> _THE EXERCISE_:
Give the entries again exactly, every one of them.
--- start ---
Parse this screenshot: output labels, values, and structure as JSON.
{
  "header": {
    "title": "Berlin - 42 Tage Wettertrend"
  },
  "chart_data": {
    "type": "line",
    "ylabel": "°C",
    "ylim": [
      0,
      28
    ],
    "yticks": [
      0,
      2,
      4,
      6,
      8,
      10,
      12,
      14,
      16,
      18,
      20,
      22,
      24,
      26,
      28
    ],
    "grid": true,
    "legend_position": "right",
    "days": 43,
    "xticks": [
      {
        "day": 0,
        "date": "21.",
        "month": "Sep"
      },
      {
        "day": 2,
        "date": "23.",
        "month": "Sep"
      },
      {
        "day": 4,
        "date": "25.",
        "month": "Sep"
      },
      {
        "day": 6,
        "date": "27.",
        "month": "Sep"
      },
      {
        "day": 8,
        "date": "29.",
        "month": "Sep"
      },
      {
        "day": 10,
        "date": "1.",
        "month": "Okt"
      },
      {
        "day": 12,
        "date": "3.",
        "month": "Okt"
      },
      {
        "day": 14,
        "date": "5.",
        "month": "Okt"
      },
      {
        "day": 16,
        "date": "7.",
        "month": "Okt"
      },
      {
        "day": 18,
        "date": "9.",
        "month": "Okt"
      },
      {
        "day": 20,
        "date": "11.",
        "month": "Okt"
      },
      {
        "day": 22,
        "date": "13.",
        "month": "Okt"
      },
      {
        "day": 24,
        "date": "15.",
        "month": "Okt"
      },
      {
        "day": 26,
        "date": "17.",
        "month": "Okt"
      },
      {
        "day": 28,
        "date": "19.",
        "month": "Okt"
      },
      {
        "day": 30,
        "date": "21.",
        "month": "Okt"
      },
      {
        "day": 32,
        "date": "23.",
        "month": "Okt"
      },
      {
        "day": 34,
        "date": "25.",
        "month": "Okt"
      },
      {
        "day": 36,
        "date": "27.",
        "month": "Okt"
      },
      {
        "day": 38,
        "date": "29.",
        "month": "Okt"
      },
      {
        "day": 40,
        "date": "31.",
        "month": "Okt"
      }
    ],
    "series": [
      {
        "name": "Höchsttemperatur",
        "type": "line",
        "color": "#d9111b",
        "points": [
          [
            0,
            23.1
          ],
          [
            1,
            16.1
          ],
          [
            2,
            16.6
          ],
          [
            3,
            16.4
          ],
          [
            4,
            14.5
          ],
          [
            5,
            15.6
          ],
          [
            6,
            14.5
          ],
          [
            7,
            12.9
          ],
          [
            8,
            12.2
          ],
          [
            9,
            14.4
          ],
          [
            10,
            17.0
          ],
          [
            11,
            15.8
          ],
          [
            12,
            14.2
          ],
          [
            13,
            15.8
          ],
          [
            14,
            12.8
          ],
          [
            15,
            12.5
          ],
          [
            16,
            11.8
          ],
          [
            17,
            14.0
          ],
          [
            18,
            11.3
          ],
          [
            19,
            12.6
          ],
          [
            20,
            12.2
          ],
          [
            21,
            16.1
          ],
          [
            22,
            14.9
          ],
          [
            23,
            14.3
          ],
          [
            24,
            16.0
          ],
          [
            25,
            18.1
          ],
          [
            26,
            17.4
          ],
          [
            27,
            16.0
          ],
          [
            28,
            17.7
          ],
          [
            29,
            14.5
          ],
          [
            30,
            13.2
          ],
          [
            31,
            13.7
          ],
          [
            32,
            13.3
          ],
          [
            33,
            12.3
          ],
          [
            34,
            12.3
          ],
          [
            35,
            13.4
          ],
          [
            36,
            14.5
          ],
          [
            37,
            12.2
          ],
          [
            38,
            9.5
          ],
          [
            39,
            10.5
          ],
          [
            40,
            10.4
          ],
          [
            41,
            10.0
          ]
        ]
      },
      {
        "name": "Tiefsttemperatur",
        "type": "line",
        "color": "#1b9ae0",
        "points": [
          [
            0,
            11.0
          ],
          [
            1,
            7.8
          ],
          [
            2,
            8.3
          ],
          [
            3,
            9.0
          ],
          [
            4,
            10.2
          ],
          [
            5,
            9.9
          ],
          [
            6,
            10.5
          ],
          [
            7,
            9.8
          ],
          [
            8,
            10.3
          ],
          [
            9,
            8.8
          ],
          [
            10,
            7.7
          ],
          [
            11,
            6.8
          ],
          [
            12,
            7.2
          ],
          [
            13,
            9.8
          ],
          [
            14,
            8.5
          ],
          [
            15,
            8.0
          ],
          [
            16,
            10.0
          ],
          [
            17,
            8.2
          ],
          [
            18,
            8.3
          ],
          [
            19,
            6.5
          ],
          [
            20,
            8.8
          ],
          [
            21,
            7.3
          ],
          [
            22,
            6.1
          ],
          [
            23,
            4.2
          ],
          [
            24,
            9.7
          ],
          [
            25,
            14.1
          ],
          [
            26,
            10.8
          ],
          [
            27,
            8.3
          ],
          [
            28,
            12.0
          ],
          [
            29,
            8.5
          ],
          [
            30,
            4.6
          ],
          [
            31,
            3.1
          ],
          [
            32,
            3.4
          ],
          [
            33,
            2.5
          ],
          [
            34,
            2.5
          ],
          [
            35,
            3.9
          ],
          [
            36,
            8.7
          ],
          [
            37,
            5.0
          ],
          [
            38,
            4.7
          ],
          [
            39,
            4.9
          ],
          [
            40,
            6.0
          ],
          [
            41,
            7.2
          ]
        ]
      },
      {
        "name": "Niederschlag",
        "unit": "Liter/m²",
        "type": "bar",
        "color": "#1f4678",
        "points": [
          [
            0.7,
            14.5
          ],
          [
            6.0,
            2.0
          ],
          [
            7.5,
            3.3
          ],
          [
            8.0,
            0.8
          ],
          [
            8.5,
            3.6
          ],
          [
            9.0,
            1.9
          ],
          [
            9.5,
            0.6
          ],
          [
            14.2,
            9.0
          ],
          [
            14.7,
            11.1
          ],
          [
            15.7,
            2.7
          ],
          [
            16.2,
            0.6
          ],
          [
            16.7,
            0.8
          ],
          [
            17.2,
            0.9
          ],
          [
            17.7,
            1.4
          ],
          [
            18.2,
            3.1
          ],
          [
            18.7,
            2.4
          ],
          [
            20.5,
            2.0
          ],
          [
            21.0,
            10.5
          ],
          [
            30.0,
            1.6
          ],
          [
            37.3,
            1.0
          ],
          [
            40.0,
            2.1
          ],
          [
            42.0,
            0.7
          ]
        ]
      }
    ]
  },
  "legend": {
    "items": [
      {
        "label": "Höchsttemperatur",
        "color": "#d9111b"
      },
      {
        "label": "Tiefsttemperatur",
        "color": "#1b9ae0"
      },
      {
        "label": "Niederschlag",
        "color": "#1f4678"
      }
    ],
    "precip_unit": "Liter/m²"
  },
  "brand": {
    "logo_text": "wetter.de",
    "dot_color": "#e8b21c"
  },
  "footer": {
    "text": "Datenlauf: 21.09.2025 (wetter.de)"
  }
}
--- end ---
> _ANSWER FOR THE TASK_:
Parse this screenshot: output labels, values, and structure as JSON.
{
  "header": {
    "title": "Berlin - 42 Tage Wettertrend"
  },
  "chart_data": {
    "type": "line",
    "ylabel": "°C",
    "ylim": [
      0,
      28
    ],
    "yticks": [
      0,
      2,
      4,
      6,
      8,
      10,
      12,
      14,
      16,
      18,
      20,
      22,
      24,
      26,
      28
    ],
    "grid": true,
    "legend_position": "right",
    "days": 43,
    "xticks": [
      {
        "day": 0,
        "date": "21.",
        "month": "Sep"
      },
      {
        "day": 2,
        "date": "23.",
        "month": "Sep"
      },
      {
        "day": 4,
        "date": "25.",
        "month": "Sep"
      },
      {
        "day": 6,
        "date": "27.",
        "month": "Sep"
      },
      {
        "day": 8,
        "date": "29.",
        "month": "Sep"
      },
      {
        "day": 10,
        "date": "1.",
        "month": "Okt"
      },
      {
        "day": 12,
        "date": "3.",
        "month": "Okt"
      },
      {
        "day": 14,
        "date": "5.",
        "month": "Okt"
      },
      {
        "day": 16,
        "date": "7.",
        "month": "Okt"
      },
      {
        "day": 18,
        "date": "9.",
        "month": "Okt"
      },
      {
        "day": 20,
        "date": "11.",
        "month": "Okt"
      },
      {
        "day": 22,
        "date": "13.",
        "month": "Okt"
      },
      {
        "day": 24,
        "date": "15.",
        "month": "Okt"
      },
      {
        "day": 26,
        "date": "17.",
        "month": "Okt"
      },
      {
        "day": 28,
        "date": "19.",
        "month": "Okt"
      },
      {
        "day": 30,
        "date": "21.",
        "month": "Okt"
      },
      {
        "day": 32,
        "date": "23.",
        "month": "Okt"
      },
      {
        "day": 34,
        "date": "25.",
        "month": "Okt"
      },
      {
        "day": 36,
        "date": "27.",
        "month": "Okt"
      },
      {
        "day": 38,
        "date": "29.",
        "month": "Okt"
      },
      {
        "day": 40,
        "date": "31.",
        "month": "Okt"
      }
    ],
    "series": [
      {
        "name": "Höchsttemperatur",
        "type": "line",
        "color": "#d9111b",
        "points": [
          [
            0,
            23.1
          ],
          [
            1,
            16.1
          ],
          [
            2,
            16.6
          ],
          [
            3,
            16.4
          ],
          [
            4,
            14.5
          ],
          [
            5,
            15.6
          ],
          [
            6,
            14.5
          ],
          [
            7,
            12.9
          ],
          [
            8,
            12.2
          ],
          [
            9,
            14.4
          ],
          [
            10,
            17.0
          ],
          [
            11,
            15.8
          ],
          [
            12,
            14.2
          ],
          [
            13,
            15.8
          ],
          [
            14,
            12.8
          ],
          [
            15,
            12.5
          ],
          [
            16,
            11.8
          ],
          [
            17,
            14.0
          ],
          [
            18,
            11.3
          ],
          [
            19,
            12.6
          ],
          [
            20,
            12.2
          ],
          [
            21,
            16.1
          ],
          [
            22,
            14.9
          ],
          [
            23,
            14.3
          ],
          [
            24,
            16.0
          ],
          [
            25,
            18.1
          ],
          [
            26,
            17.4
          ],
          [
            27,
            16.0
          ],
          [
            28,
            17.7
          ],
          [
            29,
            14.5
          ],
          [
            30,
            13.2
          ],
          [
            31,
            13.7
          ],
          [
            32,
            13.3
          ],
          [
            33,
            12.3
          ],
          [
            34,
            12.3
          ],
          [
            35,
            13.4
          ],
          [
            36,
            14.5
          ],
          [
            37,
            12.2
          ],
          [
            38,
            9.5
          ],
          [
            39,
            10.5
          ],
          [
            40,
            10.4
          ],
          [
            41,
            10.0
          ]
        ]
      },
      {
        "name": "Tiefsttemperatur",
        "type": "line",
        "color": "#1b9ae0",
        "points": [
          [
            0,
            11.0
          ],
          [
            1,
            7.8
          ],
          [
            2,
            8.3
          ],
          [
            3,
            9.0
          ],
          [
            4,
            10.2
          ],
          [
            5,
            9.9
          ],
          [
            6,
            10.5
          ],
          [
            7,
            9.8
          ],
          [
            8,
            10.3
          ],
          [
            9,
            8.8
          ],
          [
            10,
            7.7
          ],
          [
            11,
            6.8
          ],
          [
            12,
            7.2
          ],
          [
            13,
            9.8
          ],
          [
            14,
            8.5
          ],
          [
            15,
            8.0
          ],
          [
            16,
            10.0
          ],
          [
            17,
            8.2
          ],
          [
            18,
            8.3
          ],
          [
            19,
            6.5
          ],
          [
            20,
            8.8
          ],
          [
            21,
            7.3
          ],
          [
            22,
            6.1
          ],
          [
            23,
            4.2
          ],
          [
            24,
            9.7
          ],
          [
            25,
            14.1
          ],
          [
            26,
            10.8
          ],
          [
            27,
            8.3
          ],
          [
            28,
            12.0
          ],
          [
            29,
            8.5
          ],
          [
            30,
            4.6
          ],
          [
            31,
            3.1
          ],
          [
            32,
            3.4
          ],
          [
            33,
            2.5
          ],
          [
            34,
            2.5
          ],
          [
            35,
            3.9
          ],
          [
            36,
            8.7
          ],
          [
            37,
            5.0
          ],
          [
            38,
            4.7
          ],
          [
            39,
            4.9
          ],
          [
            40,
            6.0
          ],
          [
            41,
            7.2
          ]
        ]
      },
      {
        "name": "Niederschlag",
        "unit": "Liter/m²",
        "type": "bar",
        "color": "#1f4678",
        "points": [
          [
            0.7,
            14.5
          ],
          [
            6.0,
            2.0
          ],
          [
            7.5,
            3.3
          ],
          [
            8.0,
            0.8
          ],
          [
            8.5,
            3.6
          ],
          [
            9.0,
            1.9
          ],
          [
            9.5,
            0.6
          ],
          [
            14.2,
            9.0
          ],
          [
            14.7,
            11.1
          ],
          [
            15.7,
            2.7
          ],
          [
            16.2,
            0.6
          ],
          [
            16.7,
            0.8
          ],
          [
            17.2,
            0.9
          ],
          [
            17.7,
            1.4
          ],
          [
            18.2,
            3.1
          ],
          [
            18.7,
            2.4
          ],
          [
            20.5,
            2.0
          ],
          [
            21.0,
            10.5
          ],
          [
            30.0,
            1.6
          ],
          [
            37.3,
            1.0
          ],
          [
            40.0,
            2.1
          ],
          [
            42.0,
            0.7
          ]
        ]
      }
    ]
  },
  "legend": {
    "items": [
      {
        "label": "Höchsttemperatur",
        "color": "#d9111b"
      },
      {
        "label": "Tiefsttemperatur",
        "color": "#1b9ae0"
      },
      {
        "label": "Niederschlag",
        "color": "#1f4678"
      }
    ],
    "precip_unit": "Liter/m²"
  },
  "brand": {
    "logo_text": "wetter.de",
    "dot_color": "#e8b21c"
  },
  "footer": {
    "text": "Datenlauf: 21.09.2025 (wetter.de)"
  }
}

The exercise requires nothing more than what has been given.